▸ TO DO: In everything from the start of the entries down to the line containing "tool-rail-button[interactable] — [1260, 376, 1280, 420]", switch "rank-number" to "position-number". Give those lines again with nothing else changed.

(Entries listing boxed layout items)

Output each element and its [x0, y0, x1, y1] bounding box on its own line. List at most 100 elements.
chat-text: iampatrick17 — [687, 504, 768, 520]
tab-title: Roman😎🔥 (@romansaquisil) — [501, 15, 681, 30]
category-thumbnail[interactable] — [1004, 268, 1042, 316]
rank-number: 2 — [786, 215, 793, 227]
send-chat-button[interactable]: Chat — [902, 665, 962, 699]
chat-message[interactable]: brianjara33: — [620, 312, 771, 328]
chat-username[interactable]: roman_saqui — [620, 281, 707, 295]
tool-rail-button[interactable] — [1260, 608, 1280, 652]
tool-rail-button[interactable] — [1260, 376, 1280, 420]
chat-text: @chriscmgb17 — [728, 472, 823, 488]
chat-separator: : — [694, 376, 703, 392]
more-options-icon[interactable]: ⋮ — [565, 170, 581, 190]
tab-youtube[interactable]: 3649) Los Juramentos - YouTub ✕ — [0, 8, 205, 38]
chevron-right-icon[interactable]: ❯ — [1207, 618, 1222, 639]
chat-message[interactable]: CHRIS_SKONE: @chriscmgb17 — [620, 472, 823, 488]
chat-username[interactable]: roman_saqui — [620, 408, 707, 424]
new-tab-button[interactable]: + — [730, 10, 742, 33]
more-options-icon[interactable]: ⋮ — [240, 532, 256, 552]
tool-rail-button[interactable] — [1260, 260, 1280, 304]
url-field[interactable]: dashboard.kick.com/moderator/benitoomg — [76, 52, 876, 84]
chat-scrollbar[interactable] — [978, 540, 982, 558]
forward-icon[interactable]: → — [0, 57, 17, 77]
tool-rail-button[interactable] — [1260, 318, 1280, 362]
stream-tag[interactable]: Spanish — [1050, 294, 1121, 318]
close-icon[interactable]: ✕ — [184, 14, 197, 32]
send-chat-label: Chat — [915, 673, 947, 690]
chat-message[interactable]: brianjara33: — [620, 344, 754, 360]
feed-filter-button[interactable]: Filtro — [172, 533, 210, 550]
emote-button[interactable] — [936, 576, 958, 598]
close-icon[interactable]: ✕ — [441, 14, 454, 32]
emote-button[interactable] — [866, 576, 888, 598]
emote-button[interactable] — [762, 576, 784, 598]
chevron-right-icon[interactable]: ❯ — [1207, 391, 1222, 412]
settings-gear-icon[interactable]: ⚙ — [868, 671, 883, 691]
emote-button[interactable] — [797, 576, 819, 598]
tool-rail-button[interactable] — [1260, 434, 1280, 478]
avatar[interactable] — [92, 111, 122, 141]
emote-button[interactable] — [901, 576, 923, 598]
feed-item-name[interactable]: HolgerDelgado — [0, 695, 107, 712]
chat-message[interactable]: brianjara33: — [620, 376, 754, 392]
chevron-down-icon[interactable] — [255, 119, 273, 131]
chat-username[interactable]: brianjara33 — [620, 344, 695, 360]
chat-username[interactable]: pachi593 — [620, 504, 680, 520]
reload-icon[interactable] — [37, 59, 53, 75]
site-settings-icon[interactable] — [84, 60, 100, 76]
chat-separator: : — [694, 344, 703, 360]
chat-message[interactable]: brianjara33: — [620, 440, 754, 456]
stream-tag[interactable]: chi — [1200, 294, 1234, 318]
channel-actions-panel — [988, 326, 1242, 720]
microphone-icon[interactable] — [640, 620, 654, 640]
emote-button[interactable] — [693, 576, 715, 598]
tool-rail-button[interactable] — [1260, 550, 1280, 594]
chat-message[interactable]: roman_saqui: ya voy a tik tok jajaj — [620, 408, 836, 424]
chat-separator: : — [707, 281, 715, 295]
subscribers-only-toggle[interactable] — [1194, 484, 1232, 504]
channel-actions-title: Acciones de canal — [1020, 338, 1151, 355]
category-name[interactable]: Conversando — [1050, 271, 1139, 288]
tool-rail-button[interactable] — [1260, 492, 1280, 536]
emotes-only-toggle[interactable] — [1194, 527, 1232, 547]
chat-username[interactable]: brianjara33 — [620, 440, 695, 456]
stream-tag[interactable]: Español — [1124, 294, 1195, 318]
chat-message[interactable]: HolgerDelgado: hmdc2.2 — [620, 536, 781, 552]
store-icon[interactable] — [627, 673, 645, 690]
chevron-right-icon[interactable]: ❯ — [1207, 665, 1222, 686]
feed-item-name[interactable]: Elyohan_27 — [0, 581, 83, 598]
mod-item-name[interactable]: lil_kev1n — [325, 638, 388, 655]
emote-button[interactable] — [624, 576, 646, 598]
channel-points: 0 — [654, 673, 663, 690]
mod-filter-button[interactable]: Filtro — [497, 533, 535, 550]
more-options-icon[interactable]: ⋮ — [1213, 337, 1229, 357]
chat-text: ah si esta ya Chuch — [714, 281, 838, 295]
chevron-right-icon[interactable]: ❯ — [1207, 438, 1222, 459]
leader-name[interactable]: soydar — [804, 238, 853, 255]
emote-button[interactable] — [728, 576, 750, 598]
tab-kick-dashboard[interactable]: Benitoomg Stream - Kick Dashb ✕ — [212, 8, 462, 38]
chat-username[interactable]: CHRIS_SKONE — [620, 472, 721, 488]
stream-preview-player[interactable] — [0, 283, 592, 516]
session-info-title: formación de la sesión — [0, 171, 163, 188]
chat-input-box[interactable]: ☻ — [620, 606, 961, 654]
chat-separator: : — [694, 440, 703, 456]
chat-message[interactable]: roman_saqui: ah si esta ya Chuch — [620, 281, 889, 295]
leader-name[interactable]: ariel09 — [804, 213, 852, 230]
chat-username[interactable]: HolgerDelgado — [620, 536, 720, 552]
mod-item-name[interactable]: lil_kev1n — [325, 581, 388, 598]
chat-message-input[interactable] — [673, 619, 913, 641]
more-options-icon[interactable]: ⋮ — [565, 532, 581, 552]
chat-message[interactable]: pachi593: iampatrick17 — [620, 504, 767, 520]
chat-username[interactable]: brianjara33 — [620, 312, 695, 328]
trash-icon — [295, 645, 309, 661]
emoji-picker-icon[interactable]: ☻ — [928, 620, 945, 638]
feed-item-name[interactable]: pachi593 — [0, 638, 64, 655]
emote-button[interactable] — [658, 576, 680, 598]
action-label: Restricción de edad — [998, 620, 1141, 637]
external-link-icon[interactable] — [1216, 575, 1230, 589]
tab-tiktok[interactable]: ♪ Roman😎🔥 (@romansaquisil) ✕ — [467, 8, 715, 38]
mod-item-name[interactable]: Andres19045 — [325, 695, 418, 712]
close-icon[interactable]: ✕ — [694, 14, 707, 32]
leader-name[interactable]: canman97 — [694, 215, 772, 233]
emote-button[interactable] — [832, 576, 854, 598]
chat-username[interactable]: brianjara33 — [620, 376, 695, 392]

▸ EXPECTED ANSWER:
Output each element and its [x0, y0, x1, y1] bounding box on its own line. List at most 100 elements.
chat-text: iampatrick17 — [687, 504, 768, 520]
tab-title: Roman😎🔥 (@romansaquisil) — [501, 15, 681, 30]
category-thumbnail[interactable] — [1004, 268, 1042, 316]
position-number: 2 — [786, 215, 793, 227]
send-chat-button[interactable]: Chat — [902, 665, 962, 699]
chat-message[interactable]: brianjara33: — [620, 312, 771, 328]
chat-username[interactable]: roman_saqui — [620, 281, 707, 295]
tool-rail-button[interactable] — [1260, 608, 1280, 652]
tool-rail-button[interactable] — [1260, 376, 1280, 420]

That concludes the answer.